### INSTRUCTION
Every record below is to be retyped exactly.
**** MATERIAL FOR THE TASK
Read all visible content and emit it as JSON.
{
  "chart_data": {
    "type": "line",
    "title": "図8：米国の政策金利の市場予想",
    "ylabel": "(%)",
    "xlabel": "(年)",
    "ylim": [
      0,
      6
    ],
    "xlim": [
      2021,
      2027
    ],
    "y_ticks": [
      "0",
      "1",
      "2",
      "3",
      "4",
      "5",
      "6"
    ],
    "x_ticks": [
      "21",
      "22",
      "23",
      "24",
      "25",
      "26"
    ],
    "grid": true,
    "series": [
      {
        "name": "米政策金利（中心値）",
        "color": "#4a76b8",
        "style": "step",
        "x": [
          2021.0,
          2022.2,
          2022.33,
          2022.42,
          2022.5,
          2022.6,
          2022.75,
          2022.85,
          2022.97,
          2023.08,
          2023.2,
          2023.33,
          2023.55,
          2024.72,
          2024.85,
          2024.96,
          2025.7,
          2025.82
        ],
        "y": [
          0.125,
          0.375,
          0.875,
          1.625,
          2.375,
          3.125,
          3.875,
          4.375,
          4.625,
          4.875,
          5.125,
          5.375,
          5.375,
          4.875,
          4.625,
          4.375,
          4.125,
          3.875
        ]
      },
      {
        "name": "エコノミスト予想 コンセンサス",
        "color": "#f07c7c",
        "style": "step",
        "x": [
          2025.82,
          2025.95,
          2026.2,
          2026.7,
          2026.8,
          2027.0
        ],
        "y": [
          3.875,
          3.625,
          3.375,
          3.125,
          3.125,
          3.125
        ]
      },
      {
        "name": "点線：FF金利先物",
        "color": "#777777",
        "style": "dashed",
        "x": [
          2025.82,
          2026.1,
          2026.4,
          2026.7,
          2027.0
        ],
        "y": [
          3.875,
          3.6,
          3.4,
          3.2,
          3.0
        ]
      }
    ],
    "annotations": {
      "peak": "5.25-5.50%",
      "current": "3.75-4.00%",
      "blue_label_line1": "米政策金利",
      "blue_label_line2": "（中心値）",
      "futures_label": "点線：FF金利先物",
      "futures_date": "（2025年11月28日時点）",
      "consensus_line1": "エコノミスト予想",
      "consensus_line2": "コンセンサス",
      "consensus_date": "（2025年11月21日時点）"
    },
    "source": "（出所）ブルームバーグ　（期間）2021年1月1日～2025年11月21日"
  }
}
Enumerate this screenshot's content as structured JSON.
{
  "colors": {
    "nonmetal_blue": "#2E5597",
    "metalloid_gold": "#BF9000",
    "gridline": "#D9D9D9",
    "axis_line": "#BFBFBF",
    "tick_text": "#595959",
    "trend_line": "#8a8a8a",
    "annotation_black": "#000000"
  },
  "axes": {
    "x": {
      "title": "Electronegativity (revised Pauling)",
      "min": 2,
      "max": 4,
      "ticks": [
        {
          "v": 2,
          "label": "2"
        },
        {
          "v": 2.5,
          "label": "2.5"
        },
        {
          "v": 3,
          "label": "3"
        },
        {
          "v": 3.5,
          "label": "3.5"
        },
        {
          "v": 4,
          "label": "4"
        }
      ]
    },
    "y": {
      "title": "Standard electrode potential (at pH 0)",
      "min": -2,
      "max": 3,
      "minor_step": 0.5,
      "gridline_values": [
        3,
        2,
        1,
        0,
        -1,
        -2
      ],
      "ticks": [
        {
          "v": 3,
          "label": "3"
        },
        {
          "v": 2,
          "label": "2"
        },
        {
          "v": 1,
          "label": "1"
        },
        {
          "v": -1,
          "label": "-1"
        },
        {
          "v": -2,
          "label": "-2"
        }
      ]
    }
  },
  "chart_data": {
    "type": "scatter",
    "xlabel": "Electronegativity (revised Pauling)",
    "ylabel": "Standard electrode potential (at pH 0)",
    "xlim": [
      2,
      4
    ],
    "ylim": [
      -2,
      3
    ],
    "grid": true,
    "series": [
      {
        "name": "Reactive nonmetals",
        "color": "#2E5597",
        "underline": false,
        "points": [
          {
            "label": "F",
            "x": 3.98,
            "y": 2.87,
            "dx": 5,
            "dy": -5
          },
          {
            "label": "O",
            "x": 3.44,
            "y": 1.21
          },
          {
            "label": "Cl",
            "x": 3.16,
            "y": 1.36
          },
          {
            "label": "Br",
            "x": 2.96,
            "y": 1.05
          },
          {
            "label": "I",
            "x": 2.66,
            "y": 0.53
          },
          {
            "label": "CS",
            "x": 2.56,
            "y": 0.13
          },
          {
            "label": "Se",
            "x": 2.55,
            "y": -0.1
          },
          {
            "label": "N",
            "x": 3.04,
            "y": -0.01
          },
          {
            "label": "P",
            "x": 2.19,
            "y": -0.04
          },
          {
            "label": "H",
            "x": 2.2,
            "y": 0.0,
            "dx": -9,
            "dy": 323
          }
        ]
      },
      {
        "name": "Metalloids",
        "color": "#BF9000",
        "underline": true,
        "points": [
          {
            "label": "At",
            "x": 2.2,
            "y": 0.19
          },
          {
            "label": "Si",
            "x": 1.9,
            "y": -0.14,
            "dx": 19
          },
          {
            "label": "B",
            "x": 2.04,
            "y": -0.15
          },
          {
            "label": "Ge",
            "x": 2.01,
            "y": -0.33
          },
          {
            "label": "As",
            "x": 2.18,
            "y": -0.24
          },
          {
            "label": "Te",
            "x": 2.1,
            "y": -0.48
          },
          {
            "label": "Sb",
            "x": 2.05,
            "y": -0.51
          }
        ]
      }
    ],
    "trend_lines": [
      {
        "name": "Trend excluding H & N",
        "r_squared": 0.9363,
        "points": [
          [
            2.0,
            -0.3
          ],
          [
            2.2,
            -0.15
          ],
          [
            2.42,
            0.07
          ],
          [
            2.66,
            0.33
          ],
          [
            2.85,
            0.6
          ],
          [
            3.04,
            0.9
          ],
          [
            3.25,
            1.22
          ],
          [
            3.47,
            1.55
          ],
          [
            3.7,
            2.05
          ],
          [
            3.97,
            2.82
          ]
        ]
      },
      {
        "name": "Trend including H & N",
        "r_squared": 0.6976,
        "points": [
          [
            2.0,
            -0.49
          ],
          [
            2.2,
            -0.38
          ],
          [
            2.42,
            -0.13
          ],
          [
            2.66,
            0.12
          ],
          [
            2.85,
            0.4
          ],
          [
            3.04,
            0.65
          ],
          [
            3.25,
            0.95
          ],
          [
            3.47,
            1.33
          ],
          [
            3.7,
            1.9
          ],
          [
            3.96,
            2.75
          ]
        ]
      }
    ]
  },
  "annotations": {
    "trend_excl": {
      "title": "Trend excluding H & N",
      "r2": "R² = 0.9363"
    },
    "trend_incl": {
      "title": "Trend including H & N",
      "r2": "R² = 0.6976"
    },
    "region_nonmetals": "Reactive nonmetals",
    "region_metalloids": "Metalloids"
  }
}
********
### EXERCISE OUTPUT
Read all visible content and emit it as JSON.
{
  "chart_data": {
    "type": "line",
    "title": "図8：米国の政策金利の市場予想",
    "ylabel": "(%)",
    "xlabel": "(年)",
    "ylim": [
      0,
      6
    ],
    "xlim": [
      2021,
      2027
    ],
    "y_ticks": [
      "0",
      "1",
      "2",
      "3",
      "4",
      "5",
      "6"
    ],
    "x_ticks": [
      "21",
      "22",
      "23",
      "24",
      "25",
      "26"
    ],
    "grid": true,
    "series": [
      {
        "name": "米政策金利（中心値）",
        "color": "#4a76b8",
        "style": "step",
        "x": [
          2021.0,
          2022.2,
          2022.33,
          2022.42,
          2022.5,
          2022.6,
          2022.75,
          2022.85,
          2022.97,
          2023.08,
          2023.2,
          2023.33,
          2023.55,
          2024.72,
          2024.85,
          2024.96,
          2025.7,
          2025.82
        ],
        "y": [
          0.125,
          0.375,
          0.875,
          1.625,
          2.375,
          3.125,
          3.875,
          4.375,
          4.625,
          4.875,
          5.125,
          5.375,
          5.375,
          4.875,
          4.625,
          4.375,
          4.125,
          3.875
        ]
      },
      {
        "name": "エコノミスト予想 コンセンサス",
        "color": "#f07c7c",
        "style": "step",
        "x": [
          2025.82,
          2025.95,
          2026.2,
          2026.7,
          2026.8,
          2027.0
        ],
        "y": [
          3.875,
          3.625,
          3.375,
          3.125,
          3.125,
          3.125
        ]
      },
      {
        "name": "点線：FF金利先物",
        "color": "#777777",
        "style": "dashed",
        "x": [
          2025.82,
          2026.1,
          2026.4,
          2026.7,
          2027.0
        ],
        "y": [
          3.875,
          3.6,
          3.4,
          3.2,
          3.0
        ]
      }
    ],
    "annotations": {
      "peak": "5.25-5.50%",
      "current": "3.75-4.00%",
      "blue_label_line1": "米政策金利",
      "blue_label_line2": "（中心値）",
      "futures_label": "点線：FF金利先物",
      "futures_date": "（2025年11月28日時点）",
      "consensus_line1": "エコノミスト予想",
      "consensus_line2": "コンセンサス",
      "consensus_date": "（2025年11月21日時点）"
    },
    "source": "（出所）ブルームバーグ　（期間）2021年1月1日～2025年11月21日"
  }
}
Enumerate this screenshot's content as structured JSON.
{
  "colors": {
    "nonmetal_blue": "#2E5597",
    "metalloid_gold": "#BF9000",
    "gridline": "#D9D9D9",
    "axis_line": "#BFBFBF",
    "tick_text": "#595959",
    "trend_line": "#8a8a8a",
    "annotation_black": "#000000"
  },
  "axes": {
    "x": {
      "title": "Electronegativity (revised Pauling)",
      "min": 2,
      "max": 4,
      "ticks": [
        {
          "v": 2,
          "label": "2"
        },
        {
          "v": 2.5,
          "label": "2.5"
        },
        {
          "v": 3,
          "label": "3"
        },
        {
          "v": 3.5,
          "label": "3.5"
        },
        {
          "v": 4,
          "label": "4"
        }
      ]
    },
    "y": {
      "title": "Standard electrode potential (at pH 0)",
      "min": -2,
      "max": 3,
      "minor_step": 0.5,
      "gridline_values": [
        3,
        2,
        1,
        0,
        -1,
        -2
      ],
      "ticks": [
        {
          "v": 3,
          "label": "3"
        },
        {
          "v": 2,
          "label": "2"
        },
        {
          "v": 1,
          "label": "1"
        },
        {
          "v": -1,
          "label": "-1"
        },
        {
          "v": -2,
          "label": "-2"
        }
      ]
    }
  },
  "chart_data": {
    "type": "scatter",
    "xlabel": "Electronegativity (revised Pauling)",
    "ylabel": "Standard electrode potential (at pH 0)",
    "xlim": [
      2,
      4
    ],
    "ylim": [
      -2,
      3
    ],
    "grid": true,
    "series": [
      {
        "name": "Reactive nonmetals",
        "color": "#2E5597",
        "underline": false,
        "points": [
          {
            "label": "F",
            "x": 3.98,
            "y": 2.87,
            "dx": 5,
            "dy": -5
          },
          {
            "label": "O",
            "x": 3.44,
            "y": 1.21
          },
          {
            "label": "Cl",
            "x": 3.16,
            "y": 1.36
          },
          {
            "label": "Br",
            "x": 2.96,
            "y": 1.05
          },
          {
            "label": "I",
            "x": 2.66,
            "y": 0.53
          },
          {
            "label": "CS",
            "x": 2.56,
            "y": 0.13
          },
          {
            "label": "Se",
            "x": 2.55,
            "y": -0.1
          },
          {
            "label": "N",
            "x": 3.04,
            "y": -0.01
          },
          {
            "label": "P",
            "x": 2.19,
            "y": -0.04
          },
          {
            "label": "H",
            "x": 2.2,
            "y": 0.0,
            "dx": -9,
            "dy": 323
          }
        ]
      },
      {
        "name": "Metalloids",
        "color": "#BF9000",
        "underline": true,
        "points": [
          {
            "label": "At",
            "x": 2.2,
            "y": 0.19
          },
          {
            "label": "Si",
            "x": 1.9,
            "y": -0.14,
            "dx": 19
          },
          {
            "label": "B",
            "x": 2.04,
            "y": -0.15
          },
          {
            "label": "Ge",
            "x": 2.01,
            "y": -0.33
          },
          {
            "label": "As",
            "x": 2.18,
            "y": -0.24
          },
          {
            "label": "Te",
            "x": 2.1,
            "y": -0.48
          },
          {
            "label": "Sb",
            "x": 2.05,
            "y": -0.51
          }
        ]
      }
    ],
    "trend_lines": [
      {
        "name": "Trend excluding H & N",
        "r_squared": 0.9363,
        "points": [
          [
            2.0,
            -0.3
          ],
          [
            2.2,
            -0.15
          ],
          [
            2.42,
            0.07
          ],
          [
            2.66,
            0.33
          ],
          [
            2.85,
            0.6
          ],
          [
            3.04,
            0.9
          ],
          [
            3.25,
            1.22
          ],
          [
            3.47,
            1.55
          ],
          [
            3.7,
            2.05
          ],
          [
            3.97,
            2.82
          ]
        ]
      },
      {
        "name": "Trend including H & N",
        "r_squared": 0.6976,
        "points": [
          [
            2.0,
            -0.49
          ],
          [
            2.2,
            -0.38
          ],
          [
            2.42,
            -0.13
          ],
          [
            2.66,
            0.12
          ],
          [
            2.85,
            0.4
          ],
          [
            3.04,
            0.65
          ],
          [
            3.25,
            0.95
          ],
          [
            3.47,
            1.33
          ],
          [
            3.7,
            1.9
          ],
          [
            3.96,
            2.75
          ]
        ]
      }
    ]
  },
  "annotations": {
    "trend_excl": {
      "title": "Trend excluding H & N",
      "r2": "R² = 0.9363"
    },
    "trend_incl": {
      "title": "Trend including H & N",
      "r2": "R² = 0.6976"
    },
    "region_nonmetals": "Reactive nonmetals",
    "region_metalloids": "Metalloids"
  }
}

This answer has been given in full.